_EXERCISE REQUIREMENTS_:
Reproduce each line of the listing exactly.

_DATA FOR THIS EXERCISE_:
++++++++

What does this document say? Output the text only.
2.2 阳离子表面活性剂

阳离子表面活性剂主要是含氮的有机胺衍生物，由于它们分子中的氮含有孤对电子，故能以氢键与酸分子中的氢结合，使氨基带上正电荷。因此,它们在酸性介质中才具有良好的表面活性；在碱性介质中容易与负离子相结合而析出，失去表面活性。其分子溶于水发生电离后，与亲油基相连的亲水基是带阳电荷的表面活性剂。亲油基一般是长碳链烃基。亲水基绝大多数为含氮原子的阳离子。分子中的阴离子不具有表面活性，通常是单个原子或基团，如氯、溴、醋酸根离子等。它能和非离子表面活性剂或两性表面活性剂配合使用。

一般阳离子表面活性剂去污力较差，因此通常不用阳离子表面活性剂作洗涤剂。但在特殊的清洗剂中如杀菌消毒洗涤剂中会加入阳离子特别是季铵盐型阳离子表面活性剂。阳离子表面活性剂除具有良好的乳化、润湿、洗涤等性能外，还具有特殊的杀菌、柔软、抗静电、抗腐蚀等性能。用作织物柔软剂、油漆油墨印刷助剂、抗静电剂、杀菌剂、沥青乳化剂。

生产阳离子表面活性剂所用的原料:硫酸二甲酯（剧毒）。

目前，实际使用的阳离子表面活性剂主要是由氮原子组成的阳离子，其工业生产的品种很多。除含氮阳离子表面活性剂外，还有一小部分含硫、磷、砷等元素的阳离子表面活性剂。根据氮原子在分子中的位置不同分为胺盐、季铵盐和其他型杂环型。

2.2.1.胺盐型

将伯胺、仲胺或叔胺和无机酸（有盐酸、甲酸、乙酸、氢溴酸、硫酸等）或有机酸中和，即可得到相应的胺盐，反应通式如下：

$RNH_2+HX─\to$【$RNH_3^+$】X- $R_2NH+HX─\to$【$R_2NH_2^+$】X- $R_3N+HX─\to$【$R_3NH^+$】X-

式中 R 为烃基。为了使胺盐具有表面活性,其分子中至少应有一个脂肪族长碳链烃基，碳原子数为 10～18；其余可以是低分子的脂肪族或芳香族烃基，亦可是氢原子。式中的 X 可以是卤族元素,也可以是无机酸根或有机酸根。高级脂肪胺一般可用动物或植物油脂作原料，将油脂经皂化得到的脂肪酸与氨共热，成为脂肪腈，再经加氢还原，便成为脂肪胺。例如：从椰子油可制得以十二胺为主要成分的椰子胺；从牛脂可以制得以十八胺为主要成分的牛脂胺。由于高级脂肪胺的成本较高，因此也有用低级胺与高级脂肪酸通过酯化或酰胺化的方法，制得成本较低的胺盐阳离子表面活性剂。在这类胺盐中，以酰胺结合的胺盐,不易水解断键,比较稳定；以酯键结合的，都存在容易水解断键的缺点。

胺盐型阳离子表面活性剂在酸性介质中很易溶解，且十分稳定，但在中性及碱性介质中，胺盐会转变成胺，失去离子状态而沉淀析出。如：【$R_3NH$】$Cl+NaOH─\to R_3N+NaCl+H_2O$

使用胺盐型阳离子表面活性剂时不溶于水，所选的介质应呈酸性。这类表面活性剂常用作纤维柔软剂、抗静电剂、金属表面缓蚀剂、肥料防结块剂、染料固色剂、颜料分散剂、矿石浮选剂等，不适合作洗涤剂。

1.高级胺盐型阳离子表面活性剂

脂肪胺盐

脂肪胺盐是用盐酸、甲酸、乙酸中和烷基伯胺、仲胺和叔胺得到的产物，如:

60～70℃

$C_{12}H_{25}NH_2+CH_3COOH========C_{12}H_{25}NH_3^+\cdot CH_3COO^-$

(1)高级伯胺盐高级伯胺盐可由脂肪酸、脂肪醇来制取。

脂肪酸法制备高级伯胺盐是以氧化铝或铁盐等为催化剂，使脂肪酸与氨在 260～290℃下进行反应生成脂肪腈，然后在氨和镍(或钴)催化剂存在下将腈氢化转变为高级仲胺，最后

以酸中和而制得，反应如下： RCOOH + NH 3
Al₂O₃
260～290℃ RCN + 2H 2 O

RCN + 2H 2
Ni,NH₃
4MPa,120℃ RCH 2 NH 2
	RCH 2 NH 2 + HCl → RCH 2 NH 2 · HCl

++++++++

_RESPONSE TO THE EXERCISE_:
What does this document say? Output the text only.
2.2 阳离子表面活性剂

阳离子表面活性剂主要是含氮的有机胺衍生物，由于它们分子中的氮含有孤对电子，故能以氢键与酸分子中的氢结合，使氨基带上正电荷。因此,它们在酸性介质中才具有良好的表面活性；在碱性介质中容易与负离子相结合而析出，失去表面活性。其分子溶于水发生电离后，与亲油基相连的亲水基是带阳电荷的表面活性剂。亲油基一般是长碳链烃基。亲水基绝大多数为含氮原子的阳离子。分子中的阴离子不具有表面活性，通常是单个原子或基团，如氯、溴、醋酸根离子等。它能和非离子表面活性剂或两性表面活性剂配合使用。

一般阳离子表面活性剂去污力较差，因此通常不用阳离子表面活性剂作洗涤剂。但在特殊的清洗剂中如杀菌消毒洗涤剂中会加入阳离子特别是季铵盐型阳离子表面活性剂。阳离子表面活性剂除具有良好的乳化、润湿、洗涤等性能外，还具有特殊的杀菌、柔软、抗静电、抗腐蚀等性能。用作织物柔软剂、油漆油墨印刷助剂、抗静电剂、杀菌剂、沥青乳化剂。

生产阳离子表面活性剂所用的原料:硫酸二甲酯（剧毒）。

目前，实际使用的阳离子表面活性剂主要是由氮原子组成的阳离子，其工业生产的品种很多。除含氮阳离子表面活性剂外，还有一小部分含硫、磷、砷等元素的阳离子表面活性剂。根据氮原子在分子中的位置不同分为胺盐、季铵盐和其他型杂环型。

2.2.1.胺盐型

将伯胺、仲胺或叔胺和无机酸（有盐酸、甲酸、乙酸、氢溴酸、硫酸等）或有机酸中和，即可得到相应的胺盐，反应通式如下：

$RNH_2+HX─\to$【$RNH_3^+$】X- $R_2NH+HX─\to$【$R_2NH_2^+$】X- $R_3N+HX─\to$【$R_3NH^+$】X-

式中 R 为烃基。为了使胺盐具有表面活性,其分子中至少应有一个脂肪族长碳链烃基，碳原子数为 10～18；其余可以是低分子的脂肪族或芳香族烃基，亦可是氢原子。式中的 X 可以是卤族元素,也可以是无机酸根或有机酸根。高级脂肪胺一般可用动物或植物油脂作原料，将油脂经皂化得到的脂肪酸与氨共热，成为脂肪腈，再经加氢还原，便成为脂肪胺。例如：从椰子油可制得以十二胺为主要成分的椰子胺；从牛脂可以制得以十八胺为主要成分的牛脂胺。由于高级脂肪胺的成本较高，因此也有用低级胺与高级脂肪酸通过酯化或酰胺化的方法，制得成本较低的胺盐阳离子表面活性剂。在这类胺盐中，以酰胺结合的胺盐,不易水解断键,比较稳定；以酯键结合的，都存在容易水解断键的缺点。

胺盐型阳离子表面活性剂在酸性介质中很易溶解，且十分稳定，但在中性及碱性介质中，胺盐会转变成胺，失去离子状态而沉淀析出。如：【$R_3NH$】$Cl+NaOH─\to R_3N+NaCl+H_2O$

使用胺盐型阳离子表面活性剂时不溶于水，所选的介质应呈酸性。这类表面活性剂常用作纤维柔软剂、抗静电剂、金属表面缓蚀剂、肥料防结块剂、染料固色剂、颜料分散剂、矿石浮选剂等，不适合作洗涤剂。

1.高级胺盐型阳离子表面活性剂

脂肪胺盐

脂肪胺盐是用盐酸、甲酸、乙酸中和烷基伯胺、仲胺和叔胺得到的产物，如:

60～70℃

$C_{12}H_{25}NH_2+CH_3COOH========C_{12}H_{25}NH_3^+\cdot CH_3COO^-$

(1)高级伯胺盐高级伯胺盐可由脂肪酸、脂肪醇来制取。

脂肪酸法制备高级伯胺盐是以氧化铝或铁盐等为催化剂，使脂肪酸与氨在 260～290℃下进行反应生成脂肪腈，然后在氨和镍(或钴)催化剂存在下将腈氢化转变为高级仲胺，最后

以酸中和而制得，反应如下： RCOOH + NH 3
Al₂O₃
260～290℃ RCN + 2H 2 O

RCN + 2H 2
Ni,NH₃
4MPa,120℃ RCH 2 NH 2
	RCH 2 NH 2 + HCl → RCH 2 NH 2 · HCl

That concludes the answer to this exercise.